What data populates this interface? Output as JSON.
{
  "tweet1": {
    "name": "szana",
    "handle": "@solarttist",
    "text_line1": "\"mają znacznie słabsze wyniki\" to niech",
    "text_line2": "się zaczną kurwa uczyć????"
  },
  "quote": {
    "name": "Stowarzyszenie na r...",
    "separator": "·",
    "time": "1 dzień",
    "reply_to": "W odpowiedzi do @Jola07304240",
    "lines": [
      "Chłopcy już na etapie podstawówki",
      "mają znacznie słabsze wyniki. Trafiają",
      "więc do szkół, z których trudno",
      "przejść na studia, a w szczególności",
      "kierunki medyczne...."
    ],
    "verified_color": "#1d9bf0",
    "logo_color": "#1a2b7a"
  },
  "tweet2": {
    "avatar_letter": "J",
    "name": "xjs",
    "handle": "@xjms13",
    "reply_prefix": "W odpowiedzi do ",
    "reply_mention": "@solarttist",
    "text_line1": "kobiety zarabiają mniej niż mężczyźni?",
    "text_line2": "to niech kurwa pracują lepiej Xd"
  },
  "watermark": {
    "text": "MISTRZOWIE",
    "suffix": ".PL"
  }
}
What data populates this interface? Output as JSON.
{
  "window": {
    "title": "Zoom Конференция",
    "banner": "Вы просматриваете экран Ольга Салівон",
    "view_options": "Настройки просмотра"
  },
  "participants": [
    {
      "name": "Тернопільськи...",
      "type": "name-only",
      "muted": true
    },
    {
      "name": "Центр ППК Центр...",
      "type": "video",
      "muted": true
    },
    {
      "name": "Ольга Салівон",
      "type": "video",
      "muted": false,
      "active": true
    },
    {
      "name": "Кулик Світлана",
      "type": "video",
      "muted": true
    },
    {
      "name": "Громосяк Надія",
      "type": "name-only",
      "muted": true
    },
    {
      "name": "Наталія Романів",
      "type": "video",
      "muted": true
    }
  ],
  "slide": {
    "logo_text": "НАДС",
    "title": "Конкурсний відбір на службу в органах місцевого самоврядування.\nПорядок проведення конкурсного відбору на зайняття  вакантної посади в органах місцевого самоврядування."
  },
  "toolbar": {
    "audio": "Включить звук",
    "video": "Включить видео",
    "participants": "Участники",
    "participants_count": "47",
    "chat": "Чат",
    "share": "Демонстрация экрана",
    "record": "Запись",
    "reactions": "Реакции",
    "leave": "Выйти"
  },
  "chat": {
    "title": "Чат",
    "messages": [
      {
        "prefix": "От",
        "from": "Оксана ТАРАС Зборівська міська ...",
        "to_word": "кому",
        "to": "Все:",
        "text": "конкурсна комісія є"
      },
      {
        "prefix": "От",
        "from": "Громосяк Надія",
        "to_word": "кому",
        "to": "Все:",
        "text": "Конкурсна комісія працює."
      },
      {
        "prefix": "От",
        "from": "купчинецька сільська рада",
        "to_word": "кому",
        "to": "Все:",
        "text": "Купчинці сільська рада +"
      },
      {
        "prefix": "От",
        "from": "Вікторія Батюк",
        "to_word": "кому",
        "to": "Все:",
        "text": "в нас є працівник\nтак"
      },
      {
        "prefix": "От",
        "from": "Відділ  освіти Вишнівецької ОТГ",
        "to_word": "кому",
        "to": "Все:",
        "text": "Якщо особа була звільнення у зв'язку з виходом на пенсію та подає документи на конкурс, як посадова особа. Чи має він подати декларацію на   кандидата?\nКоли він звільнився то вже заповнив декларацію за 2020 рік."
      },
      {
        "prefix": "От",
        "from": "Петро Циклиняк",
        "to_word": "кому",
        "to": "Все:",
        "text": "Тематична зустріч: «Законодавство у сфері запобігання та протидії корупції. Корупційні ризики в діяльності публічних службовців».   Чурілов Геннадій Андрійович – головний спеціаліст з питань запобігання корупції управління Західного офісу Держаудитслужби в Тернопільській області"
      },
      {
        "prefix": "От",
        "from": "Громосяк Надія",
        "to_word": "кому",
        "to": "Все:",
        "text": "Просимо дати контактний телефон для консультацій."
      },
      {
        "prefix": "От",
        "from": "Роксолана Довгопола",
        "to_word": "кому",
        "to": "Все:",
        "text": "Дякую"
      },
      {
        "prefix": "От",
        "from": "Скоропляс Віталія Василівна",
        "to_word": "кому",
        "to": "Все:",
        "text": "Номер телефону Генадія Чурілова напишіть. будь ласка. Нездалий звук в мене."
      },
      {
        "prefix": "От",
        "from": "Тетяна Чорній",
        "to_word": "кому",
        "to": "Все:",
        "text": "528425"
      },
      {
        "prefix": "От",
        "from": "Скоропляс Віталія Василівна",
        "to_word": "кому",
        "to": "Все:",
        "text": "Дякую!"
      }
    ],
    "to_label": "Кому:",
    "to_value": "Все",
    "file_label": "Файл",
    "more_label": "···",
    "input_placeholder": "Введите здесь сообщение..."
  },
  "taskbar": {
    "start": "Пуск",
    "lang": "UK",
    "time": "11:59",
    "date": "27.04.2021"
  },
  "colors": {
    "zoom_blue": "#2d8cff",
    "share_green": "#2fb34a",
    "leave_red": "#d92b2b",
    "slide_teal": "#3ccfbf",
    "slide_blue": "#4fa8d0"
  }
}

## TASK DETAILS
Make a list of all lines in the data that contain "from".

## OUTPUT FOR THIS TASK
        "from": "Оксана ТАРАС Зборівська міська ...",
        "from": "Громосяк Надія",
        "from": "купчинецька сільська рада",
        "from": "Вікторія Батюк",
        "from": "Відділ  освіти Вишнівецької ОТГ",
        "from": "Петро Циклиняк",
        "from": "Громосяк Надія",
        "from": "Роксолана Довгопола",
        "from": "Скоропляс Віталія Василівна",
        "from": "Тетяна Чорній",
        "from": "Скоропляс Віталія Василівна",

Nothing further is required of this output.